WORK TO COMPLETE> Locate all lines in the data below that hold "this" and show them.

* * *

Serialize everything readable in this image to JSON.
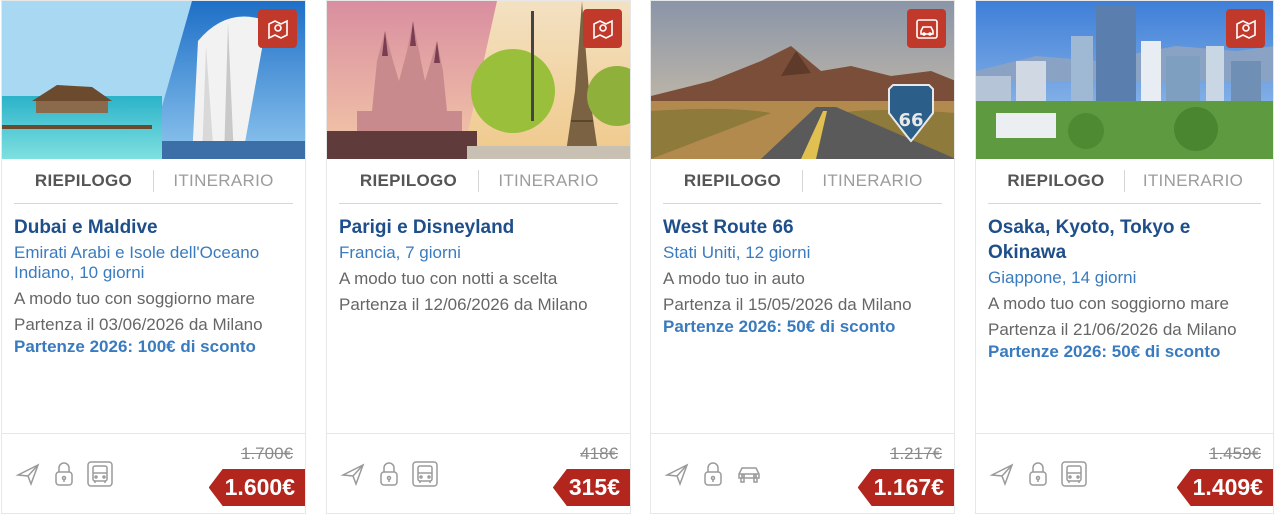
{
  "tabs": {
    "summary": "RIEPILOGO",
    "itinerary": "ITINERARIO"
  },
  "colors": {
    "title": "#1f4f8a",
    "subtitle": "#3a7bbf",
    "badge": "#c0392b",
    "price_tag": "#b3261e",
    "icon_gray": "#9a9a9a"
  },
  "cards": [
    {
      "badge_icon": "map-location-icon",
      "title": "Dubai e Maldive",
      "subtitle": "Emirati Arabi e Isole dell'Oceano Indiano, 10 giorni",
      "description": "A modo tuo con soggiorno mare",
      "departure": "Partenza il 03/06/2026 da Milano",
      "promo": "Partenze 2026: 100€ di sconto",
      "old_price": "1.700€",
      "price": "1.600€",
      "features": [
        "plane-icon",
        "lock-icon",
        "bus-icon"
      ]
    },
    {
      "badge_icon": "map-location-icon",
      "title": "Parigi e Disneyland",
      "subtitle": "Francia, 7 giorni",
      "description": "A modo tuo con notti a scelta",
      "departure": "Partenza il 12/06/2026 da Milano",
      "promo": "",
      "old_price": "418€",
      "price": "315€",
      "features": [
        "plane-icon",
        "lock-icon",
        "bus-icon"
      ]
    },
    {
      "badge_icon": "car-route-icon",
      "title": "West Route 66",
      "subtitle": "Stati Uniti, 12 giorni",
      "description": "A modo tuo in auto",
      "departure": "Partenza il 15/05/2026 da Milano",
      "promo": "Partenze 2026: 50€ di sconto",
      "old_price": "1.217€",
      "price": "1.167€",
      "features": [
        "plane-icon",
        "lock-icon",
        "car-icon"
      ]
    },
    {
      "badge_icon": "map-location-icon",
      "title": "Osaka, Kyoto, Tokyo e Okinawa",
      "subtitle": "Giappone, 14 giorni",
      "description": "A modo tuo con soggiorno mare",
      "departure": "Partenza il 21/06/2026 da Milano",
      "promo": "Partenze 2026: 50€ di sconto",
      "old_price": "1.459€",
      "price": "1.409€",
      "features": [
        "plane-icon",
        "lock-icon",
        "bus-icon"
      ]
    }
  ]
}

* * *

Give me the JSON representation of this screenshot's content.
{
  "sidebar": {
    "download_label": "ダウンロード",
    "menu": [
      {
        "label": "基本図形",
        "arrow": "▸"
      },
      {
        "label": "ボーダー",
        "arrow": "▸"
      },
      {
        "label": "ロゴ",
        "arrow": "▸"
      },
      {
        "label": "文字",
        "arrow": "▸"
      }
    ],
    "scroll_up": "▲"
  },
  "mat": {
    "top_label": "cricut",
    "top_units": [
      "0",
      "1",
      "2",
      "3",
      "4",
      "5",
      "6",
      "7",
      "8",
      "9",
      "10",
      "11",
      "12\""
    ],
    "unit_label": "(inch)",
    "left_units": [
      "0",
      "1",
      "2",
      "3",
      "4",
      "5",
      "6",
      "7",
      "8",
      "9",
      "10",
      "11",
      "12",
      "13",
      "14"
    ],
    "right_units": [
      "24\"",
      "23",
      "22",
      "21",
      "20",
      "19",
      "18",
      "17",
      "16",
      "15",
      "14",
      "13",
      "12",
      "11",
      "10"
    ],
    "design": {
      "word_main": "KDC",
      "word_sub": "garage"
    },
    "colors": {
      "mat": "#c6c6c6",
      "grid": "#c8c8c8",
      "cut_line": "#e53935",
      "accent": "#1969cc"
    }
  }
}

* * *

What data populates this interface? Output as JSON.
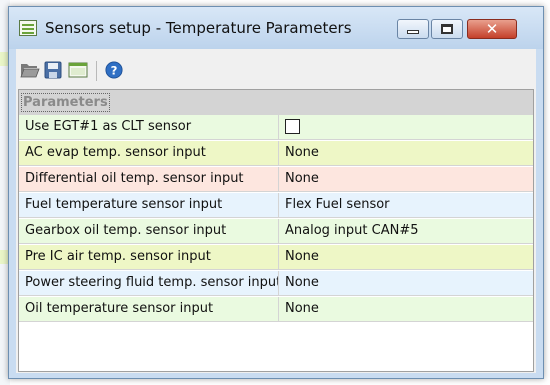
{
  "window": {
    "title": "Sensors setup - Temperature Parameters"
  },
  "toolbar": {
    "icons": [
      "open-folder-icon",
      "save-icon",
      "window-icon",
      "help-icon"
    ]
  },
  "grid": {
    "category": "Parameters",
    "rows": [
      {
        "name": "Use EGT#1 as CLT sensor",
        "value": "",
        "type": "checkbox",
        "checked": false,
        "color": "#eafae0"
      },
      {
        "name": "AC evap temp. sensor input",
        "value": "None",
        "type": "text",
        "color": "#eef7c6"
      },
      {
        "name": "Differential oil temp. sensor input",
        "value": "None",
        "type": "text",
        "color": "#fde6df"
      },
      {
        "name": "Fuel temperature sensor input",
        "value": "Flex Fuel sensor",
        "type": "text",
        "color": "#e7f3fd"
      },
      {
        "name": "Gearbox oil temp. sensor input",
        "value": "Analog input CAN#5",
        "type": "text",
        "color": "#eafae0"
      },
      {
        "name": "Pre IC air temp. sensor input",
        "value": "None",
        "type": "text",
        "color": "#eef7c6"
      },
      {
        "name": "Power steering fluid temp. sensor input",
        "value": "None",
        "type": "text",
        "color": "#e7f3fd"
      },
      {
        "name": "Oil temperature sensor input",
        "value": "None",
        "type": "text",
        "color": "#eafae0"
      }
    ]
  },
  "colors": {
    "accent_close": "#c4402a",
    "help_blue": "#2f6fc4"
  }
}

* * *

REPLY>
Serialize everything readable in this image to JSON.
Give me the JSON representation of this screenshot's content.
What data populates this interface? Output as JSON.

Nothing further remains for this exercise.